_Entries:_
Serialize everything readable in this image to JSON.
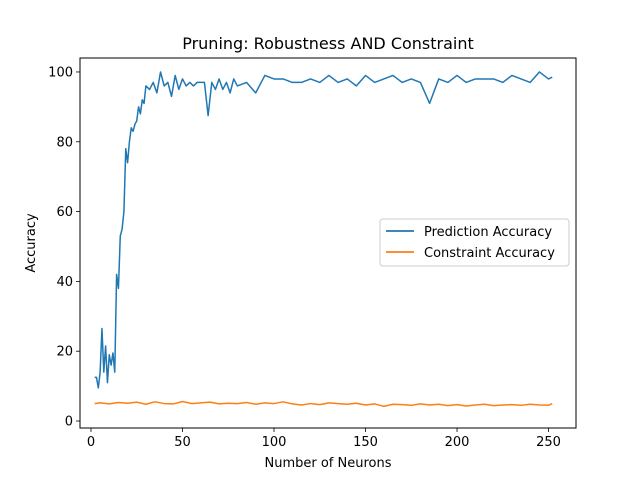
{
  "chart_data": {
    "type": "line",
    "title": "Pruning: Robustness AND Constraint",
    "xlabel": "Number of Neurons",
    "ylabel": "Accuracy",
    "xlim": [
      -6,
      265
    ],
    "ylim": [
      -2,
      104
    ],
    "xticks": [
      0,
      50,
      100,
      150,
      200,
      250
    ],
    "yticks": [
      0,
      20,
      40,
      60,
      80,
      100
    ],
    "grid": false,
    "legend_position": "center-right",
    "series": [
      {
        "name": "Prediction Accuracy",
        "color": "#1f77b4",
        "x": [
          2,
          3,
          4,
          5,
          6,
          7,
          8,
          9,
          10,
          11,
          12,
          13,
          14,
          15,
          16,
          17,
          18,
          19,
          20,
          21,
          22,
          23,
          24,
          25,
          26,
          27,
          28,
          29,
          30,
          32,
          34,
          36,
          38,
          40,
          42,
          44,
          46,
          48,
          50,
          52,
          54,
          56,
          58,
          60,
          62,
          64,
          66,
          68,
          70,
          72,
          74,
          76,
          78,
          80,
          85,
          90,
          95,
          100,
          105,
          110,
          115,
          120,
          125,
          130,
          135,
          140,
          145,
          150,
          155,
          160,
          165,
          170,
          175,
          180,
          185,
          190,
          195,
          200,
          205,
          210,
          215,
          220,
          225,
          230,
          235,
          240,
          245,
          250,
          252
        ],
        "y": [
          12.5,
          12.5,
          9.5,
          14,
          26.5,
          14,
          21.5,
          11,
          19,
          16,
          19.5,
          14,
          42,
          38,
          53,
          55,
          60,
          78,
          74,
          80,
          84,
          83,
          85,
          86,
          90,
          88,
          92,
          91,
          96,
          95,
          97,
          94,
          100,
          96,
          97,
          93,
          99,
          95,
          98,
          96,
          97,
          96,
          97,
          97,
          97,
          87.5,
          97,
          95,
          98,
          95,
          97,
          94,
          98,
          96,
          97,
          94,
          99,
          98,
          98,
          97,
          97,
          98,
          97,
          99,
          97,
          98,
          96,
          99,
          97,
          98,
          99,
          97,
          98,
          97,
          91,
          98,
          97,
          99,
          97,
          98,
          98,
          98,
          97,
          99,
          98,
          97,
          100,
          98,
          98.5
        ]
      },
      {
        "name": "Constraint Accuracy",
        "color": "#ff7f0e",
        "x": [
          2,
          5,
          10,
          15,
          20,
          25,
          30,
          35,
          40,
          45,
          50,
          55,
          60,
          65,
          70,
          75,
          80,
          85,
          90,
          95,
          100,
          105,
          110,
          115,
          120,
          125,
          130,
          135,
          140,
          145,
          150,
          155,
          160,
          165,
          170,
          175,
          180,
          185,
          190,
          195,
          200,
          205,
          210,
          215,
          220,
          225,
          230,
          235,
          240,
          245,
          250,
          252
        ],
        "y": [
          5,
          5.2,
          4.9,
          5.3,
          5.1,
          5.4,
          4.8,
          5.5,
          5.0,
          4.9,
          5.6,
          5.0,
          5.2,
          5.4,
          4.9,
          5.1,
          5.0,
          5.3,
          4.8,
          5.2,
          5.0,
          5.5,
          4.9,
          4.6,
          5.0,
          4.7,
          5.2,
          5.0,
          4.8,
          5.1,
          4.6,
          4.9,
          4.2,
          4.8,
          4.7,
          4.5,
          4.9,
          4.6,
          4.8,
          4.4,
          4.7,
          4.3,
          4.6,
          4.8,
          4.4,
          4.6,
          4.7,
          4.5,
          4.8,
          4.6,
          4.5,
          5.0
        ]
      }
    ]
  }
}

...

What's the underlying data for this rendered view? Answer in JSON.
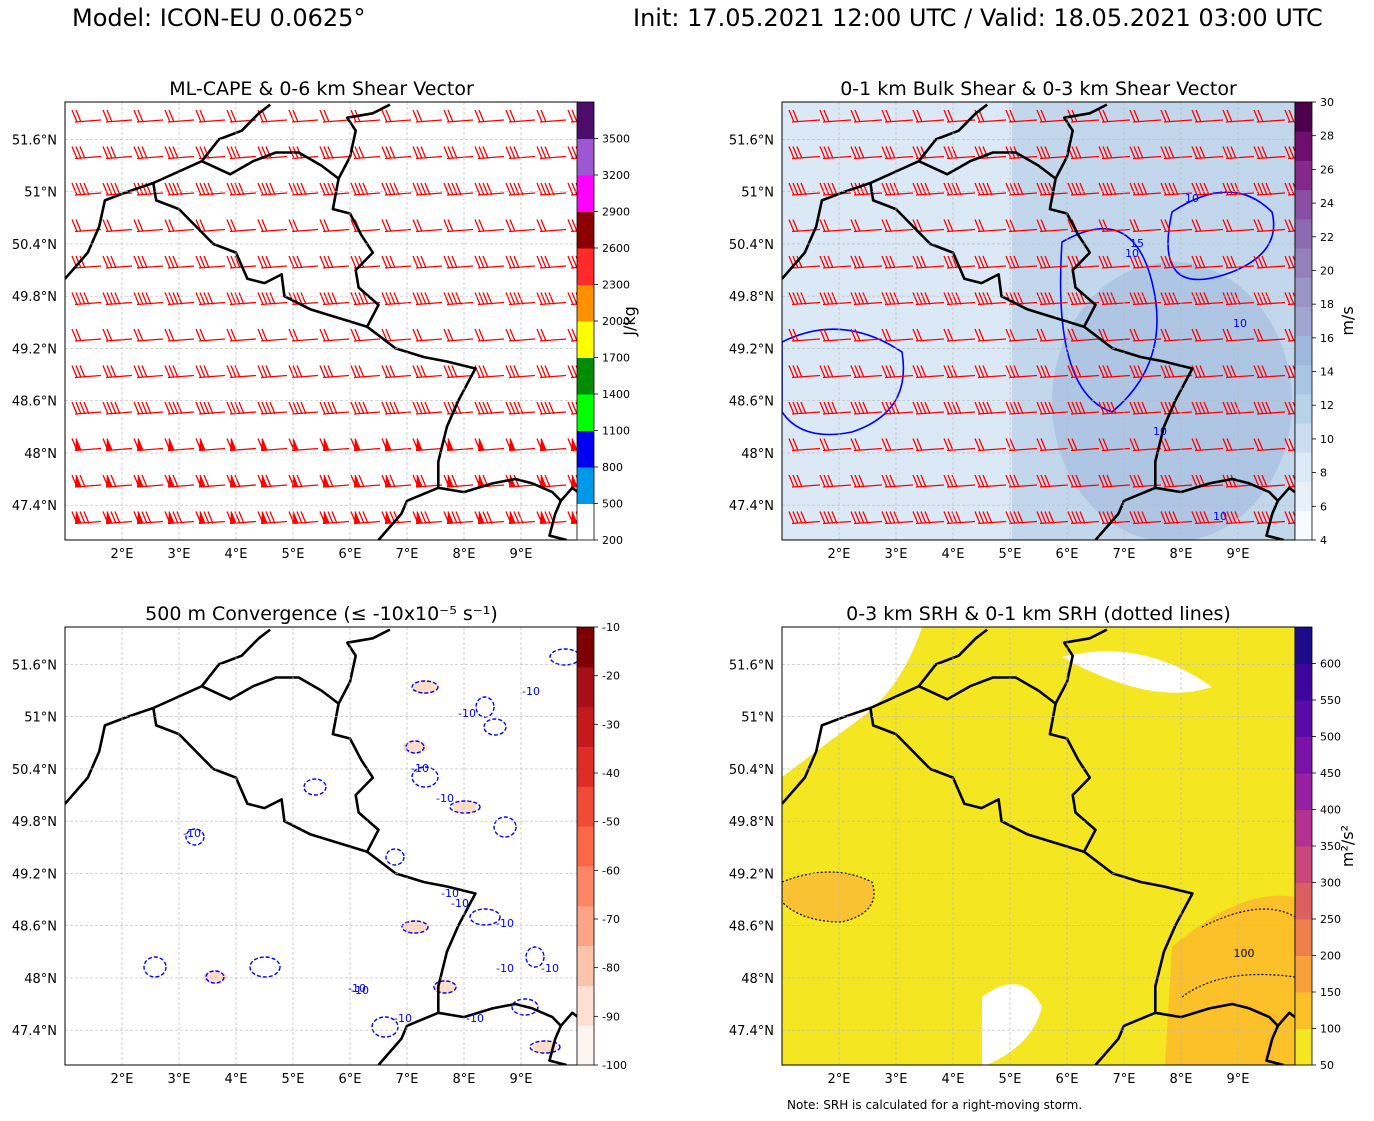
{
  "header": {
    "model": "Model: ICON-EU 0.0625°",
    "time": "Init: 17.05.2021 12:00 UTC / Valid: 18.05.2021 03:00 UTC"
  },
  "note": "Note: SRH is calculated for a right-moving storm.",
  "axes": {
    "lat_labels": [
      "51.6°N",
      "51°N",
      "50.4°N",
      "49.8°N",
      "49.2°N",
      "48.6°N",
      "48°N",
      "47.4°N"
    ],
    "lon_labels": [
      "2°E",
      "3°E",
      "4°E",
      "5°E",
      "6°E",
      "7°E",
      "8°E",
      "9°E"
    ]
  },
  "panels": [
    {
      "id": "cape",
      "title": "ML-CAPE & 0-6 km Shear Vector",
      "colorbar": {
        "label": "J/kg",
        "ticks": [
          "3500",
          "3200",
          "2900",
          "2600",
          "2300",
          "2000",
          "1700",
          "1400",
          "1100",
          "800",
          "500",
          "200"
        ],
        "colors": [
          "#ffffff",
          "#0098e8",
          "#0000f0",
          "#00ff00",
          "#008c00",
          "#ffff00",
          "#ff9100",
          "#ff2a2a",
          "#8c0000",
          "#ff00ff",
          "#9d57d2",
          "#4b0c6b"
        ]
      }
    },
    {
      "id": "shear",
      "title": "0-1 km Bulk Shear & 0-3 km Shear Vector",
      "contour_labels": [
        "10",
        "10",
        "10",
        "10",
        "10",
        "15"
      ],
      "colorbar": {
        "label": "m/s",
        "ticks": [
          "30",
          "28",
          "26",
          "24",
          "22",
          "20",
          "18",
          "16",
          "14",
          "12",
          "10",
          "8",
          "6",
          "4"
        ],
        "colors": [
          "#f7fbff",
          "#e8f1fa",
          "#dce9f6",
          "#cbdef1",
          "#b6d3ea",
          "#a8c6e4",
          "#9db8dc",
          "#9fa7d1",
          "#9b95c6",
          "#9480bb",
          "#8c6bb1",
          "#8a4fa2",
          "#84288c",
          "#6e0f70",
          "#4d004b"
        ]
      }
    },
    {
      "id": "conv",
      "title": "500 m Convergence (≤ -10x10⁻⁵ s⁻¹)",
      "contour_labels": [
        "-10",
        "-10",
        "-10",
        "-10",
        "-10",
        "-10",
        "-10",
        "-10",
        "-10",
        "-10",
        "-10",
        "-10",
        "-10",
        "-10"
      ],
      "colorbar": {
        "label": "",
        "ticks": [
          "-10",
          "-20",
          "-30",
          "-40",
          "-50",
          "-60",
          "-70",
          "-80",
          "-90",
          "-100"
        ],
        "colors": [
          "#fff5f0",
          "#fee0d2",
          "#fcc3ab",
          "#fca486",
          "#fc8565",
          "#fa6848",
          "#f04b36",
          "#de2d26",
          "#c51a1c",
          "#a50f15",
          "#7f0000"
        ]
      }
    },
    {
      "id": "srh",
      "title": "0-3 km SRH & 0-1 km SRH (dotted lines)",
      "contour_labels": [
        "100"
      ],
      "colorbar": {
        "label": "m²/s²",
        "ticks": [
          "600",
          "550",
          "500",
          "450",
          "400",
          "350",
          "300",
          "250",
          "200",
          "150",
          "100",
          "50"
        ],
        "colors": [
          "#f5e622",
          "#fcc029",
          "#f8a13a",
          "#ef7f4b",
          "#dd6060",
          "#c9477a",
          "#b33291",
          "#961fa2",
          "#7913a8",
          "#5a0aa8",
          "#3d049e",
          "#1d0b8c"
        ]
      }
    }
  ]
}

_Requirement:_ Copy every line of the data that holds the string "Constraint".

_Written reply:_
    "title": "Pruning: Robustness AND Constraint",
        "name": "Constraint Accuracy",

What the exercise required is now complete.